#### Problem:
Look through the data for the string "with". Copy every line where it is found.

[Saved entries]
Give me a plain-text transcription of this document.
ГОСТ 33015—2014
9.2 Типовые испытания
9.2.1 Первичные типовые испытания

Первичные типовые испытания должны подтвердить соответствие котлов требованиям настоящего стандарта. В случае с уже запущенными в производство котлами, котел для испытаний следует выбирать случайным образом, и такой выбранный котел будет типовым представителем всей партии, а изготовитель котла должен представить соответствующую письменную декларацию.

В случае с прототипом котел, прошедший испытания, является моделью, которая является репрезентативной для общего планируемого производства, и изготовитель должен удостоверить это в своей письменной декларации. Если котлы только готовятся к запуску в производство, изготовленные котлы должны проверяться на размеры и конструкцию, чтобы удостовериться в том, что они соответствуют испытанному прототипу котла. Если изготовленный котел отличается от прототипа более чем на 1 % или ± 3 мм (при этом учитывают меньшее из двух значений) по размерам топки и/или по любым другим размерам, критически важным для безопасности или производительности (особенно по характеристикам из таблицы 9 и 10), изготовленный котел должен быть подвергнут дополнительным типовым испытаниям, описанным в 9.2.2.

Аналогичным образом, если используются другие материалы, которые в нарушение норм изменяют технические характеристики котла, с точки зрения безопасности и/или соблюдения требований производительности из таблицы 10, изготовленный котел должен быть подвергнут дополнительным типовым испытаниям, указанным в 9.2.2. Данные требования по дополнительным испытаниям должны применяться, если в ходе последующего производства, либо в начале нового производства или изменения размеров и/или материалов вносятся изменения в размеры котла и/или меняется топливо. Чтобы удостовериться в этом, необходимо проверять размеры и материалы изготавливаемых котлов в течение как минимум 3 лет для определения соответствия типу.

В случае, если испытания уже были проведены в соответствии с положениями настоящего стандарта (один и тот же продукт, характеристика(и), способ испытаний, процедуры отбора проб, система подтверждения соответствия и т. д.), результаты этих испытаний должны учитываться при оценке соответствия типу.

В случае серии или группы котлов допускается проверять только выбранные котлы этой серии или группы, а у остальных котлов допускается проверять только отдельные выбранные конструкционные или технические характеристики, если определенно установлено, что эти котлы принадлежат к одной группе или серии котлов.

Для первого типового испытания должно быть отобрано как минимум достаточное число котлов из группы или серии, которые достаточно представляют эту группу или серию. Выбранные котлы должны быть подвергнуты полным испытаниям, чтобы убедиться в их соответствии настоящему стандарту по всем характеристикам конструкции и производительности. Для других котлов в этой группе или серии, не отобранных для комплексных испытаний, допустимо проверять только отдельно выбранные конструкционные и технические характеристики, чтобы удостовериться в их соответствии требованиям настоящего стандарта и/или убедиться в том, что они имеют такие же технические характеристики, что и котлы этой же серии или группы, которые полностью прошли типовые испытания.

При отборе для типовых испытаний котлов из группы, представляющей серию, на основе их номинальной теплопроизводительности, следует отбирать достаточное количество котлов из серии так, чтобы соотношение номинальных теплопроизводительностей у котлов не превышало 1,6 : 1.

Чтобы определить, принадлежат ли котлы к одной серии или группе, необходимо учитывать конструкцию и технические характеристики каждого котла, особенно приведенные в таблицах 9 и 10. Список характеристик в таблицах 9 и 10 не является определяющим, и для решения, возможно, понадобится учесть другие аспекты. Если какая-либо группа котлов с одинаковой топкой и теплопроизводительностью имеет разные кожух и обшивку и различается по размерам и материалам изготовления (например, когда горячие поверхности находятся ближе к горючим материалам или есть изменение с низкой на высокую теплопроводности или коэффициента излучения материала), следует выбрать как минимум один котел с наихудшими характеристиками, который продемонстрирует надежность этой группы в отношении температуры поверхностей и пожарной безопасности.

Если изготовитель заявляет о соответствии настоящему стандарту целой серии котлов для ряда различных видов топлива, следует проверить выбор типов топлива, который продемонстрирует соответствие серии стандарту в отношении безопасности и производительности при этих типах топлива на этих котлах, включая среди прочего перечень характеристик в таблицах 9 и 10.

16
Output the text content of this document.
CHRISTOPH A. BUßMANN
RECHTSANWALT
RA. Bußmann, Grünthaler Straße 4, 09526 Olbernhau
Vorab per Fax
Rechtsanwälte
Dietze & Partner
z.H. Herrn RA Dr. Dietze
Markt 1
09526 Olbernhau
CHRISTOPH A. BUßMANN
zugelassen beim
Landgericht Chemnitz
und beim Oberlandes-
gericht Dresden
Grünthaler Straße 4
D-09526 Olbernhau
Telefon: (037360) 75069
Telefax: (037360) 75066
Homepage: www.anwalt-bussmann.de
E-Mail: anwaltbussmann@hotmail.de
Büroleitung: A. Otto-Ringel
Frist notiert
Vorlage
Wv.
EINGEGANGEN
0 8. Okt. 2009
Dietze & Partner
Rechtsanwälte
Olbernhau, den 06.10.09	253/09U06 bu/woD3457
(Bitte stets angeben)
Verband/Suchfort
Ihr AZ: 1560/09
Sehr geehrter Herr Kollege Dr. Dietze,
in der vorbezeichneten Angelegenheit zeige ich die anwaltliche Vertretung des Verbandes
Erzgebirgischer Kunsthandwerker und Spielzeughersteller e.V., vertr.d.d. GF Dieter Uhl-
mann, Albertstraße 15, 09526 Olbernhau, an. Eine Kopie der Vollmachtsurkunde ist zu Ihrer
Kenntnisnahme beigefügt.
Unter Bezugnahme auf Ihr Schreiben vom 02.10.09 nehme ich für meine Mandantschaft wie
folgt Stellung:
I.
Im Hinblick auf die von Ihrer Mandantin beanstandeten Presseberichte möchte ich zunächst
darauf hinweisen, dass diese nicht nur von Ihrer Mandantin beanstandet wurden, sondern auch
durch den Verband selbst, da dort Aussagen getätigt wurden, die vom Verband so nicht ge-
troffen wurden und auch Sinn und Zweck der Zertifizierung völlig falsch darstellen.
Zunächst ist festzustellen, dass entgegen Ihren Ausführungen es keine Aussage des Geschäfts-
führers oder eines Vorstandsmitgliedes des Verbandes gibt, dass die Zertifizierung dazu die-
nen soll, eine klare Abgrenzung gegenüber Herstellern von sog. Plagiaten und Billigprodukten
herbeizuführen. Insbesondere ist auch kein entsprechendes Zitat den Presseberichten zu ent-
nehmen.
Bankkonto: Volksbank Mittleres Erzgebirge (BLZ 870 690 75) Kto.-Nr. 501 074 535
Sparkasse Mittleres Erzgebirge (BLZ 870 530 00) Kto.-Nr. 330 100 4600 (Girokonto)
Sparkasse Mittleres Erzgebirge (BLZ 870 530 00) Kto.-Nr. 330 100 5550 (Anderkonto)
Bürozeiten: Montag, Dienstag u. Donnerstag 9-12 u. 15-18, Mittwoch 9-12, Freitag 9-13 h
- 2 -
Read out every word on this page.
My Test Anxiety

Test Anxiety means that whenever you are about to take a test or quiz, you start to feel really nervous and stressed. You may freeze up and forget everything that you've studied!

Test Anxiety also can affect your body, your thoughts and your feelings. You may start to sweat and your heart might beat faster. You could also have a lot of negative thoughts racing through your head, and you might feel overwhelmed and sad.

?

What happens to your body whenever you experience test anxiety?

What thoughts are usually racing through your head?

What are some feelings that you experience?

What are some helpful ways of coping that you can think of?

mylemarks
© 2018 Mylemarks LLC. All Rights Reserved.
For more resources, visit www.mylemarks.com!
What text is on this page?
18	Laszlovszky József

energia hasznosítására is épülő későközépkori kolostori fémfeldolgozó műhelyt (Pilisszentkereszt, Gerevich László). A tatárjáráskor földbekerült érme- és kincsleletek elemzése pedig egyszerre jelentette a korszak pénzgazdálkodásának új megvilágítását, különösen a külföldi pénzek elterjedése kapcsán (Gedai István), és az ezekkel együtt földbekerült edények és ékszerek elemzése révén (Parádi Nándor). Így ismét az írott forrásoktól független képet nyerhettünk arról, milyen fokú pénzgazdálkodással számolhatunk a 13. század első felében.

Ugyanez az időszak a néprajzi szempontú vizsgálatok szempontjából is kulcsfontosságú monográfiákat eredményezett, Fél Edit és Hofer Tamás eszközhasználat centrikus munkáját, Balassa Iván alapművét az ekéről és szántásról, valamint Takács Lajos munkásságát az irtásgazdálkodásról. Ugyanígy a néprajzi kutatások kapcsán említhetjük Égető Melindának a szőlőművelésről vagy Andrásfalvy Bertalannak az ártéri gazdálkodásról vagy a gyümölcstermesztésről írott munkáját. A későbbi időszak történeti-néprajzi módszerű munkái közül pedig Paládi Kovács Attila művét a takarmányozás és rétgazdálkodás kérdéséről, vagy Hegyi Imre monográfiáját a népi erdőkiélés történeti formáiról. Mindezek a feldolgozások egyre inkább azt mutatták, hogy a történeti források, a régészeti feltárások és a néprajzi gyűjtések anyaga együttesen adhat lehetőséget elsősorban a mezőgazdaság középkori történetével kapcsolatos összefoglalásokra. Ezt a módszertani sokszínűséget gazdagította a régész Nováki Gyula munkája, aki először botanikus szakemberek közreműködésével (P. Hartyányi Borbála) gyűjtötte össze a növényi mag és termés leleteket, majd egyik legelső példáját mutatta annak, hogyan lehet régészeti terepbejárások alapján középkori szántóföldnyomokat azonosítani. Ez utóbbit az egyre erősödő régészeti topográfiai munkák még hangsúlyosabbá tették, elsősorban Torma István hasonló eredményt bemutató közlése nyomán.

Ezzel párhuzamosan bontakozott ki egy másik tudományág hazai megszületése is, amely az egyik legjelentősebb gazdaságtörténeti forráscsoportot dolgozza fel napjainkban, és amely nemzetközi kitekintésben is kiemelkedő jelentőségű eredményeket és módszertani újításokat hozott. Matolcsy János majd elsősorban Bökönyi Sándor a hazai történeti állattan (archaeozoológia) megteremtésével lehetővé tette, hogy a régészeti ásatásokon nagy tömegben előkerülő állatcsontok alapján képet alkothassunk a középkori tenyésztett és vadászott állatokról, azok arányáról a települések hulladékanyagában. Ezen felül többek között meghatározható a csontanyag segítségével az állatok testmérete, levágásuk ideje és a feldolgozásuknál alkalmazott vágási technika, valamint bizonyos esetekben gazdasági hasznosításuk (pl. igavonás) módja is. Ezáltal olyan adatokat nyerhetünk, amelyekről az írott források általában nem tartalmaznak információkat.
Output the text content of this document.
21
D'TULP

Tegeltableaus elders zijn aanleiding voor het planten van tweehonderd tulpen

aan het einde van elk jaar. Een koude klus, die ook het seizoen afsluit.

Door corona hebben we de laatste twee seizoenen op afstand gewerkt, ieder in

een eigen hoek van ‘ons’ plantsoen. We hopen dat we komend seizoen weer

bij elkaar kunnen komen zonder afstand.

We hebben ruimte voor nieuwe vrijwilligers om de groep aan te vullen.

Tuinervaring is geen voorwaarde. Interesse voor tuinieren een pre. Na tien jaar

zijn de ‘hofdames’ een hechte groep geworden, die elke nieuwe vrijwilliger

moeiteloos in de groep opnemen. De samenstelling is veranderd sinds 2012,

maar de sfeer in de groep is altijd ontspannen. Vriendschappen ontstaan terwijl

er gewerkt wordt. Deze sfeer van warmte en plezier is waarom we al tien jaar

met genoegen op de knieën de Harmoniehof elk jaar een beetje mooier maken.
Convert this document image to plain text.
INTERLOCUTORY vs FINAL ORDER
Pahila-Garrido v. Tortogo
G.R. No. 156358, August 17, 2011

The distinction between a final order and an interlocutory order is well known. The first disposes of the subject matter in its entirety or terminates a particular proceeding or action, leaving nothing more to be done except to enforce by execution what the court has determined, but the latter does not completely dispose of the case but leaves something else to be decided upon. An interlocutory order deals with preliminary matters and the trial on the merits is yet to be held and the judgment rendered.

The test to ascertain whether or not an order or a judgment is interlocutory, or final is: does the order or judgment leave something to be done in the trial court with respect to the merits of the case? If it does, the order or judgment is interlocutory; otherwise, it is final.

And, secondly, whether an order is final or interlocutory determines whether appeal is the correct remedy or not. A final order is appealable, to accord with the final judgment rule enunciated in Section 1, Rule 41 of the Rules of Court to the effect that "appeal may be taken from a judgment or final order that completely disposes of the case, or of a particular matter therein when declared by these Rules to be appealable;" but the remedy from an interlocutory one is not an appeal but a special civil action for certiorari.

#### Finished answer:
The distinction between a final order and an interlocutory order is well known. The first disposes of the subject matter in its entirety or terminates a particular proceeding or action, leaving nothing more to be done except to enforce by execution what the court has determined, but the latter does not completely dispose of the case but leaves something else to be decided upon. An interlocutory order deals with preliminary matters and the trial on the merits is yet to be held and the judgment rendered.
The test to ascertain whether or not an order or a judgment is interlocutory, or final is: does the order or judgment leave something to be done in the trial court with respect to the merits of the case? If it does, the order or judgment is interlocutory; otherwise, it is final.
And, secondly, whether an order is final or interlocutory determines whether appeal is the correct remedy or not. A final order is appealable, to accord with the final judgment rule enunciated in Section 1, Rule 41 of the Rules of Court to the effect that "appeal may be taken from a judgment or final order that completely disposes of the case, or of a particular matter therein when declared by these Rules to be appealable;" but the remedy from an interlocutory one is not an appeal but a special civil action for certiorari.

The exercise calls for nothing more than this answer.